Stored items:
[START]
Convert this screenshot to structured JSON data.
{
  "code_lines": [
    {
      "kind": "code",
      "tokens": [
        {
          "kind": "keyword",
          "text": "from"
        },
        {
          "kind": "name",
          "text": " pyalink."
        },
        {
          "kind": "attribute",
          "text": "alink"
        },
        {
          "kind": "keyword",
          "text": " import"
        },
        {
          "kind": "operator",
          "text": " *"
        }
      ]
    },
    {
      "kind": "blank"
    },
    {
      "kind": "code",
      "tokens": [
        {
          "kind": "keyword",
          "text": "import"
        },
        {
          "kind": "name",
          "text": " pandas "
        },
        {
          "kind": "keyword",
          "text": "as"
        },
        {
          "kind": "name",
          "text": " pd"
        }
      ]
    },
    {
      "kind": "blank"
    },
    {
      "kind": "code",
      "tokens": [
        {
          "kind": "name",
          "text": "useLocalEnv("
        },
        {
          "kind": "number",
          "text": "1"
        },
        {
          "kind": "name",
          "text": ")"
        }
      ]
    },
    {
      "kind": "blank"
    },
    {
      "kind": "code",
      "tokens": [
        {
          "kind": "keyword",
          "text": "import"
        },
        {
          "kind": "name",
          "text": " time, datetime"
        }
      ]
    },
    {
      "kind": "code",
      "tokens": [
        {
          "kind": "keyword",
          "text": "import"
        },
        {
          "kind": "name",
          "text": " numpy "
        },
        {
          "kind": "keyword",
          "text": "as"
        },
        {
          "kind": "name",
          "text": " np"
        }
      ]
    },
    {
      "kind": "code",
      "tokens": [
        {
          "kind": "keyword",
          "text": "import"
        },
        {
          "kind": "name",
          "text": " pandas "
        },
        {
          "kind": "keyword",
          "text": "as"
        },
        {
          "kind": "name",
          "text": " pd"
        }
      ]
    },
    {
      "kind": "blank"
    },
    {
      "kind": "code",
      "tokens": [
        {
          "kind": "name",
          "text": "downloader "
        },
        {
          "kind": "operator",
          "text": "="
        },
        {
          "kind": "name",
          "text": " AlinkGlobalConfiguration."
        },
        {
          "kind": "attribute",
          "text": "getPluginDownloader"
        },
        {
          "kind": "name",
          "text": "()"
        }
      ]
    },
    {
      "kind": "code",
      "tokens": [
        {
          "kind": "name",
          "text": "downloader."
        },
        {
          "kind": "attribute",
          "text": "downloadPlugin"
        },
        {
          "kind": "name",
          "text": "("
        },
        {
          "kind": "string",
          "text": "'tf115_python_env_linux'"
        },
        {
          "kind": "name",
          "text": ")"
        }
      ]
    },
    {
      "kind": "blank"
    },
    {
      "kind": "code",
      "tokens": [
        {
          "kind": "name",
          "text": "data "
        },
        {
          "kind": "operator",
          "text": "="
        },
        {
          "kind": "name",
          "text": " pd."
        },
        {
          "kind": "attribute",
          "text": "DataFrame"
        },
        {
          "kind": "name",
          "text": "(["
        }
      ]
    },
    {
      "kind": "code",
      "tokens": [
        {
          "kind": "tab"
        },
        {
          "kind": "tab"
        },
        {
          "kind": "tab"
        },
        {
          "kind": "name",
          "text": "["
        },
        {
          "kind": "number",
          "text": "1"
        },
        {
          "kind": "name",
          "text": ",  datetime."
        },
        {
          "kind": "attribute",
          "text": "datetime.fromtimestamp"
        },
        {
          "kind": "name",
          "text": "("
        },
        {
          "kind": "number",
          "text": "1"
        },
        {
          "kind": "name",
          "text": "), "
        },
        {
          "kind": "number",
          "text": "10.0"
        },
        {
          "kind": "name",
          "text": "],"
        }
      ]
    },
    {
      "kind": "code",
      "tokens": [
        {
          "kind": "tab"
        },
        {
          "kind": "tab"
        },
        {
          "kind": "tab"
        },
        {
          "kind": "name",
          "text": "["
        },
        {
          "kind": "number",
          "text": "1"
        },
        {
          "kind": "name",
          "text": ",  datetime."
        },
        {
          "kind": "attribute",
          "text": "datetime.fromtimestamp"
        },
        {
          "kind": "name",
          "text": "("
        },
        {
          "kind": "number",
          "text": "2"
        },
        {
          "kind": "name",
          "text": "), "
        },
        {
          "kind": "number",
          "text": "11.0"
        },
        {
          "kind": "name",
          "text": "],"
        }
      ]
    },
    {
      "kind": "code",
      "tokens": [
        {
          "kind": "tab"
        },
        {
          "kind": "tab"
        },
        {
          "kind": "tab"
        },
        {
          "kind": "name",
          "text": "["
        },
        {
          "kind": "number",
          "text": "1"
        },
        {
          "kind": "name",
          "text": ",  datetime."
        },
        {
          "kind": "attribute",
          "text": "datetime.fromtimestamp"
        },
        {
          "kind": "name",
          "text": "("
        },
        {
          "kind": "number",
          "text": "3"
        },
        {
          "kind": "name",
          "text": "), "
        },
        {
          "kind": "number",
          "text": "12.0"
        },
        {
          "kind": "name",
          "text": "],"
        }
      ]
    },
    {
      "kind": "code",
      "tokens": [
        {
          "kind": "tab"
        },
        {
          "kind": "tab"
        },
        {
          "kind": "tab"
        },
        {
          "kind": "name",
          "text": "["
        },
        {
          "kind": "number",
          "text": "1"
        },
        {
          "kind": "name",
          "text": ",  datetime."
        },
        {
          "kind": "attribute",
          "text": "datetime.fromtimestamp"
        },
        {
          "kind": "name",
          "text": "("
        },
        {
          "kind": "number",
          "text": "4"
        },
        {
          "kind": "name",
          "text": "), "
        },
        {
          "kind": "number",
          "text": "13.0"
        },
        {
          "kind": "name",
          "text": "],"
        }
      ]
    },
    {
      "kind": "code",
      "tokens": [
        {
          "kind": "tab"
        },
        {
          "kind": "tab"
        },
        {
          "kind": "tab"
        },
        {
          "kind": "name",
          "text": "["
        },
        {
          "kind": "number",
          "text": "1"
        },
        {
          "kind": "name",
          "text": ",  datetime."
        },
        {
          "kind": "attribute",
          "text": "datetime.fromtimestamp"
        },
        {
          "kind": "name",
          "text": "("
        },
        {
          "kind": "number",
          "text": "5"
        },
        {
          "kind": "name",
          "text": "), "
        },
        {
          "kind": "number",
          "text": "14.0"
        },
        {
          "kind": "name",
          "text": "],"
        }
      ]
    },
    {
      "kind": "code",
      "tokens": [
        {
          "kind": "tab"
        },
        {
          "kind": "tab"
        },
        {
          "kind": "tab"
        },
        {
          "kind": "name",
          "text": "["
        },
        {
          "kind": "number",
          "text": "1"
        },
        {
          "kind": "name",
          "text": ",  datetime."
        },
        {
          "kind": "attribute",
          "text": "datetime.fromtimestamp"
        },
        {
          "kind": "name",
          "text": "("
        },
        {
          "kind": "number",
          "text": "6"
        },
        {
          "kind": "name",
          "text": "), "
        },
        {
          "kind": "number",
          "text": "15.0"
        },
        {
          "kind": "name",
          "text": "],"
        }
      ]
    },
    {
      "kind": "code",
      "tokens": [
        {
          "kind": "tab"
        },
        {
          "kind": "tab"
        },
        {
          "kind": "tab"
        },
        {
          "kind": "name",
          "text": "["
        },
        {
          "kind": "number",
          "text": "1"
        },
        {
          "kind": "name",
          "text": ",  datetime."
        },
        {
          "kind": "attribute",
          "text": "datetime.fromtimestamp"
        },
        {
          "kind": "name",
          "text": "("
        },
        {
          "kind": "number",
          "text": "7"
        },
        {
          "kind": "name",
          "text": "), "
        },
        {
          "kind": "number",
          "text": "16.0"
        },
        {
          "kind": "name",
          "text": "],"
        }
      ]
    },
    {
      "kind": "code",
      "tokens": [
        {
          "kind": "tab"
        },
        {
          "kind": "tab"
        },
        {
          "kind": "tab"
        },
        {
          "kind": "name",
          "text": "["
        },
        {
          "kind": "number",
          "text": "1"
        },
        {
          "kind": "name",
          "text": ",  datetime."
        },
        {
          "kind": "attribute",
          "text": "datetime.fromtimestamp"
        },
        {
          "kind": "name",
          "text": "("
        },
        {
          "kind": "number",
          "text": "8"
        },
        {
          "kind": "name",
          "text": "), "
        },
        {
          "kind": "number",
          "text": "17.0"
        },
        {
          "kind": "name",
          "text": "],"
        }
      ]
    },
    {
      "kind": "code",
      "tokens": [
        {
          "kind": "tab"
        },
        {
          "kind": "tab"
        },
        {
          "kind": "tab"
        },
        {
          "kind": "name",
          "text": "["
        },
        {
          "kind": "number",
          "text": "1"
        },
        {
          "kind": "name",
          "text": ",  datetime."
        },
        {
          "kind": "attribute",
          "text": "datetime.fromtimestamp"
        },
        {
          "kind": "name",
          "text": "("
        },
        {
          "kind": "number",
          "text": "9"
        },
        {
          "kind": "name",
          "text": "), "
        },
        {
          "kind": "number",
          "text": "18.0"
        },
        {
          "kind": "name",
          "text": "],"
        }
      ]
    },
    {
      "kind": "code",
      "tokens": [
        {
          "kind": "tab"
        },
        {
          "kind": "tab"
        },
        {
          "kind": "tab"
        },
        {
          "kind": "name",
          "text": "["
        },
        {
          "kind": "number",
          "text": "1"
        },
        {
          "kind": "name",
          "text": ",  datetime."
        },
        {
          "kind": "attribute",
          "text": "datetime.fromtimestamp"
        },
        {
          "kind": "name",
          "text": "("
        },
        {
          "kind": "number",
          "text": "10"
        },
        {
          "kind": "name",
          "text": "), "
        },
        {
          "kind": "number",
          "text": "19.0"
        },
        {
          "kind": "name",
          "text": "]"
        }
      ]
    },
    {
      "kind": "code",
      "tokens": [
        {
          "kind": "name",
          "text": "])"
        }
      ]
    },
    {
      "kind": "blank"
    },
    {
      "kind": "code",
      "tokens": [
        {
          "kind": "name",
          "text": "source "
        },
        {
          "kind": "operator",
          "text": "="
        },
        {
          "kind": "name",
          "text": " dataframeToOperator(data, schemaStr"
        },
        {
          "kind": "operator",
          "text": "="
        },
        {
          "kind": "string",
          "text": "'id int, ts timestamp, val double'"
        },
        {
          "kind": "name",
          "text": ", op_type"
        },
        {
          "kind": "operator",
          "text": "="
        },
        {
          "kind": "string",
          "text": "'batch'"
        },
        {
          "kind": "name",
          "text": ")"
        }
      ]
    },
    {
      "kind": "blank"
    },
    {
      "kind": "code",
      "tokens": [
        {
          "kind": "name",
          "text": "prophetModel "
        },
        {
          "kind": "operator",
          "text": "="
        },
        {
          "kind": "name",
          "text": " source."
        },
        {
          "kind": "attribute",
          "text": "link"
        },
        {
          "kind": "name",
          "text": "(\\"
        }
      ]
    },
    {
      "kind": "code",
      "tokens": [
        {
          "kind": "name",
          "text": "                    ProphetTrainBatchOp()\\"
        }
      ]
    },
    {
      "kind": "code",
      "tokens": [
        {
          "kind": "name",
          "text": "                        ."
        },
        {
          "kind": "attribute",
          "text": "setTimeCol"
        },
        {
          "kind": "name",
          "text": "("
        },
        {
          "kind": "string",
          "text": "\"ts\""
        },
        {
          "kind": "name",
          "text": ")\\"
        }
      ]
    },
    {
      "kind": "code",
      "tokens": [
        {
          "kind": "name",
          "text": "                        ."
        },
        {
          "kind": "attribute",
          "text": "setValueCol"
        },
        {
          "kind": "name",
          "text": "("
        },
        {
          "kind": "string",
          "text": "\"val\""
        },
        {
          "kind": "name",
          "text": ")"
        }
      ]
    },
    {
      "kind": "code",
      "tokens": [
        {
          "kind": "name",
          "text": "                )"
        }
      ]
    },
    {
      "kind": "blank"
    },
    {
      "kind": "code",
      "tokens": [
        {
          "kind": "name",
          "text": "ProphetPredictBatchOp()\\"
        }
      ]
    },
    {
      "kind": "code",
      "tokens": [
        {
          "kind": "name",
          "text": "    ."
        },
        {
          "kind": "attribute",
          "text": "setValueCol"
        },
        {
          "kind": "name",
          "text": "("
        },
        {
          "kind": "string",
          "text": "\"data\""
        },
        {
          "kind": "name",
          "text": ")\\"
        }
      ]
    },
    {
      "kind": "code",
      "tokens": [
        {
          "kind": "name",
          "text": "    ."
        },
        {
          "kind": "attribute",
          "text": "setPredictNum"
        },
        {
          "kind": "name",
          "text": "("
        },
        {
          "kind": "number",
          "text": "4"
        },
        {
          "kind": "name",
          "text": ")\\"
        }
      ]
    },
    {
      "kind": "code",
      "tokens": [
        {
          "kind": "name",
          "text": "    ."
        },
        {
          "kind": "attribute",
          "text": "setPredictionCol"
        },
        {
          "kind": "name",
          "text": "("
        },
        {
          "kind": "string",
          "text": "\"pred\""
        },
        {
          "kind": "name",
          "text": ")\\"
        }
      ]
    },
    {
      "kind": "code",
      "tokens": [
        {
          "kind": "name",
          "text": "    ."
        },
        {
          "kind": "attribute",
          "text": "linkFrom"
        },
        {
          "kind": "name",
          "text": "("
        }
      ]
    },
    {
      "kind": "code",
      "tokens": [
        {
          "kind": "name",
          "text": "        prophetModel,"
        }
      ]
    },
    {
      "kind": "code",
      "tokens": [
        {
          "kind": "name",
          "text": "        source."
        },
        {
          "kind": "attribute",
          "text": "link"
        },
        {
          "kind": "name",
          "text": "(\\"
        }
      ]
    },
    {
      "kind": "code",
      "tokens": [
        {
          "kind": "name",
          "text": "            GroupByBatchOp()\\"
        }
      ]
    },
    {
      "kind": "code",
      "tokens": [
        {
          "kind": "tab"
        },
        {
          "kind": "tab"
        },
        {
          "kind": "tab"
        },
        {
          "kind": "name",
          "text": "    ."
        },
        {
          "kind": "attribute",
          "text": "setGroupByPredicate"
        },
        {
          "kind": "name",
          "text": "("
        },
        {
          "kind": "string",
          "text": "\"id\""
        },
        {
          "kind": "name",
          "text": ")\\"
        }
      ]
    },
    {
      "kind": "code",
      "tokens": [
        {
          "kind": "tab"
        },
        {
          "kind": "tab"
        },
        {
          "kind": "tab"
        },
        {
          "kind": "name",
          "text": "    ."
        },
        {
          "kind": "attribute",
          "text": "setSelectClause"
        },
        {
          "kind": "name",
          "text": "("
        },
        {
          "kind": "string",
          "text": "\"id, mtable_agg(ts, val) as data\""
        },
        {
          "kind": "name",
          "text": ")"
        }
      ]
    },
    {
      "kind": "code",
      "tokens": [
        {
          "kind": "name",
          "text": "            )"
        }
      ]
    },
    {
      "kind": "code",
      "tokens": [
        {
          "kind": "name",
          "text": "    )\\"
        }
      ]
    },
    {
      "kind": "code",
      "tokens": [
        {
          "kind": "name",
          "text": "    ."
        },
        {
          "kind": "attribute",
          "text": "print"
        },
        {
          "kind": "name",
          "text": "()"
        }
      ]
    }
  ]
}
[END]
*JOB*: Look through the data and show every line containing "source".

*WRITTEN REPLY*:
          "text": "source "
          "text": " source."
          "text": "        source."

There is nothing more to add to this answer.